[BEGIN Provided data]

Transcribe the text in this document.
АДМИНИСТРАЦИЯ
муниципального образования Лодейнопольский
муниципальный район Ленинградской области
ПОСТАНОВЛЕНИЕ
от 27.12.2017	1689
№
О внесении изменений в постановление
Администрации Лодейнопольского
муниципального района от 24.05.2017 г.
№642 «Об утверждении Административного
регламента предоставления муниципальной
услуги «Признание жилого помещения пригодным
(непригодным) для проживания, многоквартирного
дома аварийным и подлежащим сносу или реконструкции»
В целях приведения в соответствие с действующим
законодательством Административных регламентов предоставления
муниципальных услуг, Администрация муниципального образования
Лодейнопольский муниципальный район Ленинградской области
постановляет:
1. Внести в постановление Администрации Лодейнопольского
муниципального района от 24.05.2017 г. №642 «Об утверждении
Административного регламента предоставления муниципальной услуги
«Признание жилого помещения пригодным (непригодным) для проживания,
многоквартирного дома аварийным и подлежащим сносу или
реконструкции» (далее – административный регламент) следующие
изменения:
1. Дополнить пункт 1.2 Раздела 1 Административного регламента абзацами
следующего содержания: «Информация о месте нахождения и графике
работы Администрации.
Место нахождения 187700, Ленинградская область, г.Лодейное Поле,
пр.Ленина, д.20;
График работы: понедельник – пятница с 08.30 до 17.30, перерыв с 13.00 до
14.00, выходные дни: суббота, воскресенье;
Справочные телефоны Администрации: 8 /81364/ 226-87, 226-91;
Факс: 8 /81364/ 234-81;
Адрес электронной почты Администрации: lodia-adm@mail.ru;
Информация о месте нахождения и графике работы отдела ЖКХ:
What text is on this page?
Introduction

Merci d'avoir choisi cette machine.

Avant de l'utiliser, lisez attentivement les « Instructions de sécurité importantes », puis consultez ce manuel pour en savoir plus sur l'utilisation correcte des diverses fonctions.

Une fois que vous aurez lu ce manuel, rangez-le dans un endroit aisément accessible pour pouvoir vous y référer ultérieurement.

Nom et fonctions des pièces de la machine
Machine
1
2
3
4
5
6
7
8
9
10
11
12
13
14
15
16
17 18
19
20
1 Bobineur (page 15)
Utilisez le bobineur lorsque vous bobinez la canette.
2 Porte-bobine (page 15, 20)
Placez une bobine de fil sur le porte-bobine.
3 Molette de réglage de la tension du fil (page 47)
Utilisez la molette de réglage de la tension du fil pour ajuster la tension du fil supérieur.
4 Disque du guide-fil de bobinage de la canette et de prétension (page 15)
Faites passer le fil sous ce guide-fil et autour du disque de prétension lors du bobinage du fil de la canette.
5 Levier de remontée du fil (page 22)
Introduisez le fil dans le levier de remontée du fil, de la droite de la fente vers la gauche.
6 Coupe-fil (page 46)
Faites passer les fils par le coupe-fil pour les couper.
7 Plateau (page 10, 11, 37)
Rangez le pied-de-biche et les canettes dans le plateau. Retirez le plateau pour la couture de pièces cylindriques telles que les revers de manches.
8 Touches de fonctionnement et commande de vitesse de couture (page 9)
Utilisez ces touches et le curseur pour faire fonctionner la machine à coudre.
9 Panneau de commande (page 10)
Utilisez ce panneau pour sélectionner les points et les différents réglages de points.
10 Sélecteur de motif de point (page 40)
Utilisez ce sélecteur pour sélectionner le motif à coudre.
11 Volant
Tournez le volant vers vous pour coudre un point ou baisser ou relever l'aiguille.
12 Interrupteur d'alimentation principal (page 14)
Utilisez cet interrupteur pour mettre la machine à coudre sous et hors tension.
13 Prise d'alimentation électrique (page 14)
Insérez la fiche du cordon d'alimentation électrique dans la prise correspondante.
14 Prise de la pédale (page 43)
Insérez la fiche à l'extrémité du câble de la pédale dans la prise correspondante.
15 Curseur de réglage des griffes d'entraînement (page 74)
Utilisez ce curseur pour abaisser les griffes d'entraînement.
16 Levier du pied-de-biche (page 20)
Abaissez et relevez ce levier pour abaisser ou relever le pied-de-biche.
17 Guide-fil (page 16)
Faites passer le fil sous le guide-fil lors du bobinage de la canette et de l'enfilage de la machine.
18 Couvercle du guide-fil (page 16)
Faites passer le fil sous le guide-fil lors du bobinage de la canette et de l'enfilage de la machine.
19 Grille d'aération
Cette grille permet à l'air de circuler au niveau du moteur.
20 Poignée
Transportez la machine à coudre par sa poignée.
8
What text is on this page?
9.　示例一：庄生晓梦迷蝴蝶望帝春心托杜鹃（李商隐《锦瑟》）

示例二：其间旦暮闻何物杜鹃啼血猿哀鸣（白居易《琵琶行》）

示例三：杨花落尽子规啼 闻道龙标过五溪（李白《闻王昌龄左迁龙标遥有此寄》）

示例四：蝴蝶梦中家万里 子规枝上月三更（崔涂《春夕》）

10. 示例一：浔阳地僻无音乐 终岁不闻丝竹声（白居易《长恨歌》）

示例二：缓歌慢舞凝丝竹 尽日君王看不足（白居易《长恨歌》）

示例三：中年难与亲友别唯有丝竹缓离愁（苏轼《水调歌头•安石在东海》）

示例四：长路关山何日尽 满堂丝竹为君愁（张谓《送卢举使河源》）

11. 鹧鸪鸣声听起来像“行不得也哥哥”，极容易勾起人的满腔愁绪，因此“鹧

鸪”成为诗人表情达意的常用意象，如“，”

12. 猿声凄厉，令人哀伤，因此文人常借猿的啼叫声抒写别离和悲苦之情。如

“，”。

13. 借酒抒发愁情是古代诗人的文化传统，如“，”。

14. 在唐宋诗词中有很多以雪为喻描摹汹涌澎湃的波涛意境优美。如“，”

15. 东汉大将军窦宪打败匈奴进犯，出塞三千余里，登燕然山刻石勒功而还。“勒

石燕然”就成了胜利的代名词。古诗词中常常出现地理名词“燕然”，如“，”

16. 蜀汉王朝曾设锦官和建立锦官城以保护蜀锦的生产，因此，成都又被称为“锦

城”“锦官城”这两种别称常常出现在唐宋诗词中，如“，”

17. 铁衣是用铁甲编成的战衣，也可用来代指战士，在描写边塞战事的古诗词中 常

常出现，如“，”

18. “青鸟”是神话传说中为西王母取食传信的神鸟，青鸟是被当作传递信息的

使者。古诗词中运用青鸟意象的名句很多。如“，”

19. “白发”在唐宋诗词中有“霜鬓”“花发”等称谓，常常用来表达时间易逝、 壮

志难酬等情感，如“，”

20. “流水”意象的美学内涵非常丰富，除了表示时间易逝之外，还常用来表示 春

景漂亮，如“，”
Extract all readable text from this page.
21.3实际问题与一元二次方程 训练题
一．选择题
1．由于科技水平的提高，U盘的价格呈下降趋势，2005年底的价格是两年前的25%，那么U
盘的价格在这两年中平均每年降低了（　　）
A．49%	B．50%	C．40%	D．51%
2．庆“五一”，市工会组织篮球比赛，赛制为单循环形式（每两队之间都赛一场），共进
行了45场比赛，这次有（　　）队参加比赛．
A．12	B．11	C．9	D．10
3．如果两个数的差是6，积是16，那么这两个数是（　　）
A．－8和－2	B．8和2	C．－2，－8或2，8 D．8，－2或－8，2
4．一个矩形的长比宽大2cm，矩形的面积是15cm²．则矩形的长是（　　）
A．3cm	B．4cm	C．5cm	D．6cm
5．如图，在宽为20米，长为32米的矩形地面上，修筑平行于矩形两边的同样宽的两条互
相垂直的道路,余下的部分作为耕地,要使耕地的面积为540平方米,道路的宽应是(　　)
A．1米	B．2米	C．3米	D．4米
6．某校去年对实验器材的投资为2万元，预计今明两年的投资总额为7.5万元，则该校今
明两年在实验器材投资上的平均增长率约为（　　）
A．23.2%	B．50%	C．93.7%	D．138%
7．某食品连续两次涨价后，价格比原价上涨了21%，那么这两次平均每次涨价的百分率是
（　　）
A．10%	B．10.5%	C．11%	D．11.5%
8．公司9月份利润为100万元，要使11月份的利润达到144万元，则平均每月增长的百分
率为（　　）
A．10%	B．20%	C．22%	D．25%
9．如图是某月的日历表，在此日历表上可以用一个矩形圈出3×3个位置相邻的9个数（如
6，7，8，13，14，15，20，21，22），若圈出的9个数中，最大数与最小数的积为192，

[END Provided data]

### Written task
Each line above that holds the string "муниципальной" should be copied and shown.

### Solution
регламента предоставления муниципальной
Административного регламента предоставления муниципальной услуги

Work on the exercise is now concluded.